◆ TASK DESCRIPTION ◆
Retype all the records with nothing changed.

◆ GIVEN INFORMATION ◆
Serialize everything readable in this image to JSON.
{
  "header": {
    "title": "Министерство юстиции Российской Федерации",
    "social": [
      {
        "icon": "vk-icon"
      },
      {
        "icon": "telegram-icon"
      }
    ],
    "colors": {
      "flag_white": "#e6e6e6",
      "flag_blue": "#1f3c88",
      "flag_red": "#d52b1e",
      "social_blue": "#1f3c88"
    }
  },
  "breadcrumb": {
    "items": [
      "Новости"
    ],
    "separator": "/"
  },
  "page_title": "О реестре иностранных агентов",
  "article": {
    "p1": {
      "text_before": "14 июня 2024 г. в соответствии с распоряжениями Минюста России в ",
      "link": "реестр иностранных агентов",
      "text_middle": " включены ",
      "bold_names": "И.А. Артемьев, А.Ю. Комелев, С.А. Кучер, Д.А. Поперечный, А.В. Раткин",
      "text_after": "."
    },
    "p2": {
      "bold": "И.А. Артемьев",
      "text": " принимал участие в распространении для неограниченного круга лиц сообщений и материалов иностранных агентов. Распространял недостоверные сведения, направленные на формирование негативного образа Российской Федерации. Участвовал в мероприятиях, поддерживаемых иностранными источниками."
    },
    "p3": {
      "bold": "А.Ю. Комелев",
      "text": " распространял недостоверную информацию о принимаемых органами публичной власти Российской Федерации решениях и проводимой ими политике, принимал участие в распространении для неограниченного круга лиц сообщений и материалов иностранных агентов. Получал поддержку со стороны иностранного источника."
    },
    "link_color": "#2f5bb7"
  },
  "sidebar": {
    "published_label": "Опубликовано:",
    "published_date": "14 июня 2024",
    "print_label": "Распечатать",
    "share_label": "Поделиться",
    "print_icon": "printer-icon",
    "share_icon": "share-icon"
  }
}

◆ EXPECTED OUTPUT ◆
Serialize everything readable in this image to JSON.
{
  "header": {
    "title": "Министерство юстиции Российской Федерации",
    "social": [
      {
        "icon": "vk-icon"
      },
      {
        "icon": "telegram-icon"
      }
    ],
    "colors": {
      "flag_white": "#e6e6e6",
      "flag_blue": "#1f3c88",
      "flag_red": "#d52b1e",
      "social_blue": "#1f3c88"
    }
  },
  "breadcrumb": {
    "items": [
      "Новости"
    ],
    "separator": "/"
  },
  "page_title": "О реестре иностранных агентов",
  "article": {
    "p1": {
      "text_before": "14 июня 2024 г. в соответствии с распоряжениями Минюста России в ",
      "link": "реестр иностранных агентов",
      "text_middle": " включены ",
      "bold_names": "И.А. Артемьев, А.Ю. Комелев, С.А. Кучер, Д.А. Поперечный, А.В. Раткин",
      "text_after": "."
    },
    "p2": {
      "bold": "И.А. Артемьев",
      "text": " принимал участие в распространении для неограниченного круга лиц сообщений и материалов иностранных агентов. Распространял недостоверные сведения, направленные на формирование негативного образа Российской Федерации. Участвовал в мероприятиях, поддерживаемых иностранными источниками."
    },
    "p3": {
      "bold": "А.Ю. Комелев",
      "text": " распространял недостоверную информацию о принимаемых органами публичной власти Российской Федерации решениях и проводимой ими политике, принимал участие в распространении для неограниченного круга лиц сообщений и материалов иностранных агентов. Получал поддержку со стороны иностранного источника."
    },
    "link_color": "#2f5bb7"
  },
  "sidebar": {
    "published_label": "Опубликовано:",
    "published_date": "14 июня 2024",
    "print_label": "Распечатать",
    "share_label": "Поделиться",
    "print_icon": "printer-icon",
    "share_icon": "share-icon"
  }
}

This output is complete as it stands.